■ Challenge
The entries below are to be repeated exactly as they stand.

■ Extracted records
____

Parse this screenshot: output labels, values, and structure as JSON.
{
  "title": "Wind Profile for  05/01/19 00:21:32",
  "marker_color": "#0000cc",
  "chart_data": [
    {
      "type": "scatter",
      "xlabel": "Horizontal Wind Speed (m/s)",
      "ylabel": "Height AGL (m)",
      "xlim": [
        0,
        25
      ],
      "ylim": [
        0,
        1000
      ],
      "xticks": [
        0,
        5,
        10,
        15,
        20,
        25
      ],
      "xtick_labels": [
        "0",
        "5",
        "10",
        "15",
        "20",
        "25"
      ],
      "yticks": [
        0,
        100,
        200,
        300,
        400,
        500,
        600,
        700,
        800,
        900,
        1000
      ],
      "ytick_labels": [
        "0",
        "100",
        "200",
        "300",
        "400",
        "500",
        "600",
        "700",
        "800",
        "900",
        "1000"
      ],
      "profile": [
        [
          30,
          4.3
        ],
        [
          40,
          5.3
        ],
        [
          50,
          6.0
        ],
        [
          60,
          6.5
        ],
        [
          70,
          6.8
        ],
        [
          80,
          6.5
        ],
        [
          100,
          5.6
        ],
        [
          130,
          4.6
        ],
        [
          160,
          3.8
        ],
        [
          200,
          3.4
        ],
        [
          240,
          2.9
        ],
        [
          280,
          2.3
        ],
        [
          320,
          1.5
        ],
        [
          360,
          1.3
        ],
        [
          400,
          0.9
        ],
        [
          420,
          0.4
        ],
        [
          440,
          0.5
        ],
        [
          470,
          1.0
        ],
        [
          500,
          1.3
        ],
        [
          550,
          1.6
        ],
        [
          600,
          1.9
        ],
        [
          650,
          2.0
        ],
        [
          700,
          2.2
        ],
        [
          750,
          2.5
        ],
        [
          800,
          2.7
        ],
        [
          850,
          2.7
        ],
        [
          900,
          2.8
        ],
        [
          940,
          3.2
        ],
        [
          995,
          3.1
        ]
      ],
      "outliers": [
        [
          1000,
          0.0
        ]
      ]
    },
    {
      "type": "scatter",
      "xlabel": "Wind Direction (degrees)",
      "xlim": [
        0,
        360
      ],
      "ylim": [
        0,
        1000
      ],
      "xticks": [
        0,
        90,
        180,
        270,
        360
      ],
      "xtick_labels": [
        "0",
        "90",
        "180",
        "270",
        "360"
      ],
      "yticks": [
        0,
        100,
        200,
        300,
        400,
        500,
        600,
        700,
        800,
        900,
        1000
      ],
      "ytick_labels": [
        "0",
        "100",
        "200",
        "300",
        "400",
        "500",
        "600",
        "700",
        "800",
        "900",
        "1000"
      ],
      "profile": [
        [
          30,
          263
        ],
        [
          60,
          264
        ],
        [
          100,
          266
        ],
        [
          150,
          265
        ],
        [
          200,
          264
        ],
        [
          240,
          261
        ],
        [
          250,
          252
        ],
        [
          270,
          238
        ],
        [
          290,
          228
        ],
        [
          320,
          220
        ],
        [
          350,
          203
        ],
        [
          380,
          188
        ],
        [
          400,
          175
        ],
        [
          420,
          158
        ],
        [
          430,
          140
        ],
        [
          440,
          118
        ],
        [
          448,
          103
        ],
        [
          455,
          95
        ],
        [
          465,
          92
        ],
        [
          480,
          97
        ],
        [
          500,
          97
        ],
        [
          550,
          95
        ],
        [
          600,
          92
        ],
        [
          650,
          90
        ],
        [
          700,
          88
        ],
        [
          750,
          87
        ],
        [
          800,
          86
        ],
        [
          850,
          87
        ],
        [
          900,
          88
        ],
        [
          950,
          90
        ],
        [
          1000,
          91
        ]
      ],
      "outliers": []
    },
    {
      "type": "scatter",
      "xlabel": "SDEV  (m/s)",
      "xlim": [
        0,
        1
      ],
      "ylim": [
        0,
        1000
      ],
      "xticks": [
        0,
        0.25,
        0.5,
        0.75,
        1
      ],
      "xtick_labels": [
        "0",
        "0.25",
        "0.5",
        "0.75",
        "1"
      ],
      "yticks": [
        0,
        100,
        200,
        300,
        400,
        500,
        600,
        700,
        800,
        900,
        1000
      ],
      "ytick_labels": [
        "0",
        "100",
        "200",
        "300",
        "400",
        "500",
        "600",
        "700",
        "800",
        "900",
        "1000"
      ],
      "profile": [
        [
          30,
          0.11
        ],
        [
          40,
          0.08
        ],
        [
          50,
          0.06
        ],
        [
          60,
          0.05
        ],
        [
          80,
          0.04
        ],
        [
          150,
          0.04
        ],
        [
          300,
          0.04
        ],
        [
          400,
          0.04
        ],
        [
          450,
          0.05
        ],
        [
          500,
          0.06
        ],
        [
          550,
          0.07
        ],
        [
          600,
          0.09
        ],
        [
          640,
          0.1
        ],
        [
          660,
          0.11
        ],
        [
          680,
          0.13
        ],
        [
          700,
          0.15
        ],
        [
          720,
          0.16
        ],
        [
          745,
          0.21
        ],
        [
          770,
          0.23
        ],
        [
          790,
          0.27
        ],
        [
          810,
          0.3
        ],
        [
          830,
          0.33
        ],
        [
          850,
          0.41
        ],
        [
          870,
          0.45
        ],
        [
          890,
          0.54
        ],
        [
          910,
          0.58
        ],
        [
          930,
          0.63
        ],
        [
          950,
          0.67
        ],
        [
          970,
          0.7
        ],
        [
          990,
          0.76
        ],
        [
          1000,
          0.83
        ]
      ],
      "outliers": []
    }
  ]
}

____

■ Response to the task
Parse this screenshot: output labels, values, and structure as JSON.
{
  "title": "Wind Profile for  05/01/19 00:21:32",
  "marker_color": "#0000cc",
  "chart_data": [
    {
      "type": "scatter",
      "xlabel": "Horizontal Wind Speed (m/s)",
      "ylabel": "Height AGL (m)",
      "xlim": [
        0,
        25
      ],
      "ylim": [
        0,
        1000
      ],
      "xticks": [
        0,
        5,
        10,
        15,
        20,
        25
      ],
      "xtick_labels": [
        "0",
        "5",
        "10",
        "15",
        "20",
        "25"
      ],
      "yticks": [
        0,
        100,
        200,
        300,
        400,
        500,
        600,
        700,
        800,
        900,
        1000
      ],
      "ytick_labels": [
        "0",
        "100",
        "200",
        "300",
        "400",
        "500",
        "600",
        "700",
        "800",
        "900",
        "1000"
      ],
      "profile": [
        [
          30,
          4.3
        ],
        [
          40,
          5.3
        ],
        [
          50,
          6.0
        ],
        [
          60,
          6.5
        ],
        [
          70,
          6.8
        ],
        [
          80,
          6.5
        ],
        [
          100,
          5.6
        ],
        [
          130,
          4.6
        ],
        [
          160,
          3.8
        ],
        [
          200,
          3.4
        ],
        [
          240,
          2.9
        ],
        [
          280,
          2.3
        ],
        [
          320,
          1.5
        ],
        [
          360,
          1.3
        ],
        [
          400,
          0.9
        ],
        [
          420,
          0.4
        ],
        [
          440,
          0.5
        ],
        [
          470,
          1.0
        ],
        [
          500,
          1.3
        ],
        [
          550,
          1.6
        ],
        [
          600,
          1.9
        ],
        [
          650,
          2.0
        ],
        [
          700,
          2.2
        ],
        [
          750,
          2.5
        ],
        [
          800,
          2.7
        ],
        [
          850,
          2.7
        ],
        [
          900,
          2.8
        ],
        [
          940,
          3.2
        ],
        [
          995,
          3.1
        ]
      ],
      "outliers": [
        [
          1000,
          0.0
        ]
      ]
    },
    {
      "type": "scatter",
      "xlabel": "Wind Direction (degrees)",
      "xlim": [
        0,
        360
      ],
      "ylim": [
        0,
        1000
      ],
      "xticks": [
        0,
        90,
        180,
        270,
        360
      ],
      "xtick_labels": [
        "0",
        "90",
        "180",
        "270",
        "360"
      ],
      "yticks": [
        0,
        100,
        200,
        300,
        400,
        500,
        600,
        700,
        800,
        900,
        1000
      ],
      "ytick_labels": [
        "0",
        "100",
        "200",
        "300",
        "400",
        "500",
        "600",
        "700",
        "800",
        "900",
        "1000"
      ],
      "profile": [
        [
          30,
          263
        ],
        [
          60,
          264
        ],
        [
          100,
          266
        ],
        [
          150,
          265
        ],
        [
          200,
          264
        ],
        [
          240,
          261
        ],
        [
          250,
          252
        ],
        [
          270,
          238
        ],
        [
          290,
          228
        ],
        [
          320,
          220
        ],
        [
          350,
          203
        ],
        [
          380,
          188
        ],
        [
          400,
          175
        ],
        [
          420,
          158
        ],
        [
          430,
          140
        ],
        [
          440,
          118
        ],
        [
          448,
          103
        ],
        [
          455,
          95
        ],
        [
          465,
          92
        ],
        [
          480,
          97
        ],
        [
          500,
          97
        ],
        [
          550,
          95
        ],
        [
          600,
          92
        ],
        [
          650,
          90
        ],
        [
          700,
          88
        ],
        [
          750,
          87
        ],
        [
          800,
          86
        ],
        [
          850,
          87
        ],
        [
          900,
          88
        ],
        [
          950,
          90
        ],
        [
          1000,
          91
        ]
      ],
      "outliers": []
    },
    {
      "type": "scatter",
      "xlabel": "SDEV  (m/s)",
      "xlim": [
        0,
        1
      ],
      "ylim": [
        0,
        1000
      ],
      "xticks": [
        0,
        0.25,
        0.5,
        0.75,
        1
      ],
      "xtick_labels": [
        "0",
        "0.25",
        "0.5",
        "0.75",
        "1"
      ],
      "yticks": [
        0,
        100,
        200,
        300,
        400,
        500,
        600,
        700,
        800,
        900,
        1000
      ],
      "ytick_labels": [
        "0",
        "100",
        "200",
        "300",
        "400",
        "500",
        "600",
        "700",
        "800",
        "900",
        "1000"
      ],
      "profile": [
        [
          30,
          0.11
        ],
        [
          40,
          0.08
        ],
        [
          50,
          0.06
        ],
        [
          60,
          0.05
        ],
        [
          80,
          0.04
        ],
        [
          150,
          0.04
        ],
        [
          300,
          0.04
        ],
        [
          400,
          0.04
        ],
        [
          450,
          0.05
        ],
        [
          500,
          0.06
        ],
        [
          550,
          0.07
        ],
        [
          600,
          0.09
        ],
        [
          640,
          0.1
        ],
        [
          660,
          0.11
        ],
        [
          680,
          0.13
        ],
        [
          700,
          0.15
        ],
        [
          720,
          0.16
        ],
        [
          745,
          0.21
        ],
        [
          770,
          0.23
        ],
        [
          790,
          0.27
        ],
        [
          810,
          0.3
        ],
        [
          830,
          0.33
        ],
        [
          850,
          0.41
        ],
        [
          870,
          0.45
        ],
        [
          890,
          0.54
        ],
        [
          910,
          0.58
        ],
        [
          930,
          0.63
        ],
        [
          950,
          0.67
        ],
        [
          970,
          0.7
        ],
        [
          990,
          0.76
        ],
        [
          1000,
          0.83
        ]
      ],
      "outliers": []
    }
  ]
}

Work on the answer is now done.